— start Material for this exercise —
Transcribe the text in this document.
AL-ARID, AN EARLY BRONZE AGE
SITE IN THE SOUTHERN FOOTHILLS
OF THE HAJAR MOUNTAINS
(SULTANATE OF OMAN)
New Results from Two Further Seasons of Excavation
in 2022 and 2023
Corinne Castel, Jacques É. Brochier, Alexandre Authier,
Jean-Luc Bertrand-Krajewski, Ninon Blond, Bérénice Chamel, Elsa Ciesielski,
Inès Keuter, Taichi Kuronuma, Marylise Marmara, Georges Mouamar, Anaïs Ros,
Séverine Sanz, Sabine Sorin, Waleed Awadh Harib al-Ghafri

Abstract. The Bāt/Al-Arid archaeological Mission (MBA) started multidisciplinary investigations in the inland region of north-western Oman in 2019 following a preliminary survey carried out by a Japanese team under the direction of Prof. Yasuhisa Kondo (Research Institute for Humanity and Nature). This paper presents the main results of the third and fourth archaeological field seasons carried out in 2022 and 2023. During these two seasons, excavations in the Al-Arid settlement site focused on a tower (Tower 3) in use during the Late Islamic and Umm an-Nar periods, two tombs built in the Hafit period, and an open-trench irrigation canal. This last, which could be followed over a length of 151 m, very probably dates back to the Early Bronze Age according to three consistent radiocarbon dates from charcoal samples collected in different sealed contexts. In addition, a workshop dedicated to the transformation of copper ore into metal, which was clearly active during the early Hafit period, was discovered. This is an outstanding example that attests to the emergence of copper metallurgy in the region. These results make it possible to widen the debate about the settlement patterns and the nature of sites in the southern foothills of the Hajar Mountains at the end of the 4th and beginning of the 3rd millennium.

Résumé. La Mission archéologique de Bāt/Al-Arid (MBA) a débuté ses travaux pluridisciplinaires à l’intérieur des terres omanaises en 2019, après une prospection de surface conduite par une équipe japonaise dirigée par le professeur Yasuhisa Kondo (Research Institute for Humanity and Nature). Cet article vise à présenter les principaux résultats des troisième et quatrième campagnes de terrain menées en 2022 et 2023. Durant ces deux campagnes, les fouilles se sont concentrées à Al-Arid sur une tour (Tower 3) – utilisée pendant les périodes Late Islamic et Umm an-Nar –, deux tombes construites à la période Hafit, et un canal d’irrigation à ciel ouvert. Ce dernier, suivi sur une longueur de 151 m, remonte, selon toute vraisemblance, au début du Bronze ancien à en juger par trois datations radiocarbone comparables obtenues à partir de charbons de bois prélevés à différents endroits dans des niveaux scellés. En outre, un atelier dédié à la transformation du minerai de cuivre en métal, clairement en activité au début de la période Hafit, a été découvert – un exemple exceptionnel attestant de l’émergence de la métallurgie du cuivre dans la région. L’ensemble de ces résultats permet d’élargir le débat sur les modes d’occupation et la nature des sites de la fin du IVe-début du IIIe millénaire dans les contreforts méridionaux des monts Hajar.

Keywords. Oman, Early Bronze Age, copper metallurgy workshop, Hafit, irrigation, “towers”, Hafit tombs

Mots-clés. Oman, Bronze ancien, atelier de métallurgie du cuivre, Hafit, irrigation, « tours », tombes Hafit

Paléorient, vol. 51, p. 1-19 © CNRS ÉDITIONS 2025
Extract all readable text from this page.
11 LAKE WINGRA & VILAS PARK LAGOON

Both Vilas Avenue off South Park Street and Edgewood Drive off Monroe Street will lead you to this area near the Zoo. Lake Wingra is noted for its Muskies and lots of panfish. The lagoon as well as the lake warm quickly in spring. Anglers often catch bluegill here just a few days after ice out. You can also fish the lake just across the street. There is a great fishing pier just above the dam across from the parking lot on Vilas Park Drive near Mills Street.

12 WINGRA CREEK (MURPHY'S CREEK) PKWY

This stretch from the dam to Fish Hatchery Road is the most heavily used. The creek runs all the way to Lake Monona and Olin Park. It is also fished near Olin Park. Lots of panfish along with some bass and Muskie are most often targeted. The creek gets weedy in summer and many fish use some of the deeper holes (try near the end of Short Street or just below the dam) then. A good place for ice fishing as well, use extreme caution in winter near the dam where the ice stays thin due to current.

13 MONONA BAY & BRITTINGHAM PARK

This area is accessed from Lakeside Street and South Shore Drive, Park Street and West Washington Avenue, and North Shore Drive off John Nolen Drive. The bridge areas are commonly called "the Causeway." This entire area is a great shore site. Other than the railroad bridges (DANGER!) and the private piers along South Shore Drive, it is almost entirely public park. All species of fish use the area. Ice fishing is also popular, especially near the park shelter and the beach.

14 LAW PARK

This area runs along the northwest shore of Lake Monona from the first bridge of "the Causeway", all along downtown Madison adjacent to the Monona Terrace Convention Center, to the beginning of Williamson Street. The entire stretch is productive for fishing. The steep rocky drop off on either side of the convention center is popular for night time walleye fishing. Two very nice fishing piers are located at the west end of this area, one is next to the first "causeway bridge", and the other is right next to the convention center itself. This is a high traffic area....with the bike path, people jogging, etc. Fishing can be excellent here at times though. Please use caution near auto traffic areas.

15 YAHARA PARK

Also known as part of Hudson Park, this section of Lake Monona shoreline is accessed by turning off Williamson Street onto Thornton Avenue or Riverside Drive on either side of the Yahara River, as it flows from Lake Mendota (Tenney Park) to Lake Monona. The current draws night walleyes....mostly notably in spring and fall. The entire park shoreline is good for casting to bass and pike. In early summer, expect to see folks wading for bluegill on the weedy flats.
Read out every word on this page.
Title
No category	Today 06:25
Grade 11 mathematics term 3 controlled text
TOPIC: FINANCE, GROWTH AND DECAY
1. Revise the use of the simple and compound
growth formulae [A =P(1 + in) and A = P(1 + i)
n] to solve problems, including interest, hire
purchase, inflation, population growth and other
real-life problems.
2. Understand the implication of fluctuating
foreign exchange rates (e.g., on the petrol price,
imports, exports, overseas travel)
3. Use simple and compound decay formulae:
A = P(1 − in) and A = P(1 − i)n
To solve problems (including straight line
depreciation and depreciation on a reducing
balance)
— end Material for this exercise —
Copy out the full set of records precisely, leaving nothing out.

### Output below
Transcribe the text in this document.
AL-ARID, AN EARLY BRONZE AGE
SITE IN THE SOUTHERN FOOTHILLS
OF THE HAJAR MOUNTAINS
(SULTANATE OF OMAN)
New Results from Two Further Seasons of Excavation
in 2022 and 2023
Corinne Castel, Jacques É. Brochier, Alexandre Authier,
Jean-Luc Bertrand-Krajewski, Ninon Blond, Bérénice Chamel, Elsa Ciesielski,
Inès Keuter, Taichi Kuronuma, Marylise Marmara, Georges Mouamar, Anaïs Ros,
Séverine Sanz, Sabine Sorin, Waleed Awadh Harib al-Ghafri

Abstract. The Bāt/Al-Arid archaeological Mission (MBA) started multidisciplinary investigations in the inland region of north-western Oman in 2019 following a preliminary survey carried out by a Japanese team under the direction of Prof. Yasuhisa Kondo (Research Institute for Humanity and Nature). This paper presents the main results of the third and fourth archaeological field seasons carried out in 2022 and 2023. During these two seasons, excavations in the Al-Arid settlement site focused on a tower (Tower 3) in use during the Late Islamic and Umm an-Nar periods, two tombs built in the Hafit period, and an open-trench irrigation canal. This last, which could be followed over a length of 151 m, very probably dates back to the Early Bronze Age according to three consistent radiocarbon dates from charcoal samples collected in different sealed contexts. In addition, a workshop dedicated to the transformation of copper ore into metal, which was clearly active during the early Hafit period, was discovered. This is an outstanding example that attests to the emergence of copper metallurgy in the region. These results make it possible to widen the debate about the settlement patterns and the nature of sites in the southern foothills of the Hajar Mountains at the end of the 4th and beginning of the 3rd millennium.

Résumé. La Mission archéologique de Bāt/Al-Arid (MBA) a débuté ses travaux pluridisciplinaires à l’intérieur des terres omanaises en 2019, après une prospection de surface conduite par une équipe japonaise dirigée par le professeur Yasuhisa Kondo (Research Institute for Humanity and Nature). Cet article vise à présenter les principaux résultats des troisième et quatrième campagnes de terrain menées en 2022 et 2023. Durant ces deux campagnes, les fouilles se sont concentrées à Al-Arid sur une tour (Tower 3) – utilisée pendant les périodes Late Islamic et Umm an-Nar –, deux tombes construites à la période Hafit, et un canal d’irrigation à ciel ouvert. Ce dernier, suivi sur une longueur de 151 m, remonte, selon toute vraisemblance, au début du Bronze ancien à en juger par trois datations radiocarbone comparables obtenues à partir de charbons de bois prélevés à différents endroits dans des niveaux scellés. En outre, un atelier dédié à la transformation du minerai de cuivre en métal, clairement en activité au début de la période Hafit, a été découvert – un exemple exceptionnel attestant de l’émergence de la métallurgie du cuivre dans la région. L’ensemble de ces résultats permet d’élargir le débat sur les modes d’occupation et la nature des sites de la fin du IVe-début du IIIe millénaire dans les contreforts méridionaux des monts Hajar.

Keywords. Oman, Early Bronze Age, copper metallurgy workshop, Hafit, irrigation, “towers”, Hafit tombs

Mots-clés. Oman, Bronze ancien, atelier de métallurgie du cuivre, Hafit, irrigation, « tours », tombes Hafit

Paléorient, vol. 51, p. 1-19 © CNRS ÉDITIONS 2025
Extract all readable text from this page.
11 LAKE WINGRA & VILAS PARK LAGOON

Both Vilas Avenue off South Park Street and Edgewood Drive off Monroe Street will lead you to this area near the Zoo. Lake Wingra is noted for its Muskies and lots of panfish. The lagoon as well as the lake warm quickly in spring. Anglers often catch bluegill here just a few days after ice out. You can also fish the lake just across the street. There is a great fishing pier just above the dam across from the parking lot on Vilas Park Drive near Mills Street.

12 WINGRA CREEK (MURPHY'S CREEK) PKWY

This stretch from the dam to Fish Hatchery Road is the most heavily used. The creek runs all the way to Lake Monona and Olin Park. It is also fished near Olin Park. Lots of panfish along with some bass and Muskie are most often targeted. The creek gets weedy in summer and many fish use some of the deeper holes (try near the end of Short Street or just below the dam) then. A good place for ice fishing as well, use extreme caution in winter near the dam where the ice stays thin due to current.

13 MONONA BAY & BRITTINGHAM PARK

This area is accessed from Lakeside Street and South Shore Drive, Park Street and West Washington Avenue, and North Shore Drive off John Nolen Drive. The bridge areas are commonly called "the Causeway." This entire area is a great shore site. Other than the railroad bridges (DANGER!) and the private piers along South Shore Drive, it is almost entirely public park. All species of fish use the area. Ice fishing is also popular, especially near the park shelter and the beach.

14 LAW PARK

This area runs along the northwest shore of Lake Monona from the first bridge of "the Causeway", all along downtown Madison adjacent to the Monona Terrace Convention Center, to the beginning of Williamson Street. The entire stretch is productive for fishing. The steep rocky drop off on either side of the convention center is popular for night time walleye fishing. Two very nice fishing piers are located at the west end of this area, one is next to the first "causeway bridge", and the other is right next to the convention center itself. This is a high traffic area....with the bike path, people jogging, etc. Fishing can be excellent here at times though. Please use caution near auto traffic areas.

15 YAHARA PARK

Also known as part of Hudson Park, this section of Lake Monona shoreline is accessed by turning off Williamson Street onto Thornton Avenue or Riverside Drive on either side of the Yahara River, as it flows from Lake Mendota (Tenney Park) to Lake Monona. The current draws night walleyes....mostly notably in spring and fall. The entire park shoreline is good for casting to bass and pike. In early summer, expect to see folks wading for bluegill on the weedy flats.
Read out every word on this page.
Title
No category	Today 06:25
Grade 11 mathematics term 3 controlled text
TOPIC: FINANCE, GROWTH AND DECAY
1. Revise the use of the simple and compound
growth formulae [A =P(1 + in) and A = P(1 + i)
n] to solve problems, including interest, hire
purchase, inflation, population growth and other
real-life problems.
2. Understand the implication of fluctuating
foreign exchange rates (e.g., on the petrol price,
imports, exports, overseas travel)
3. Use simple and compound decay formulae:
A = P(1 − in) and A = P(1 − i)n
To solve problems (including straight line
depreciation and depreciation on a reducing
balance)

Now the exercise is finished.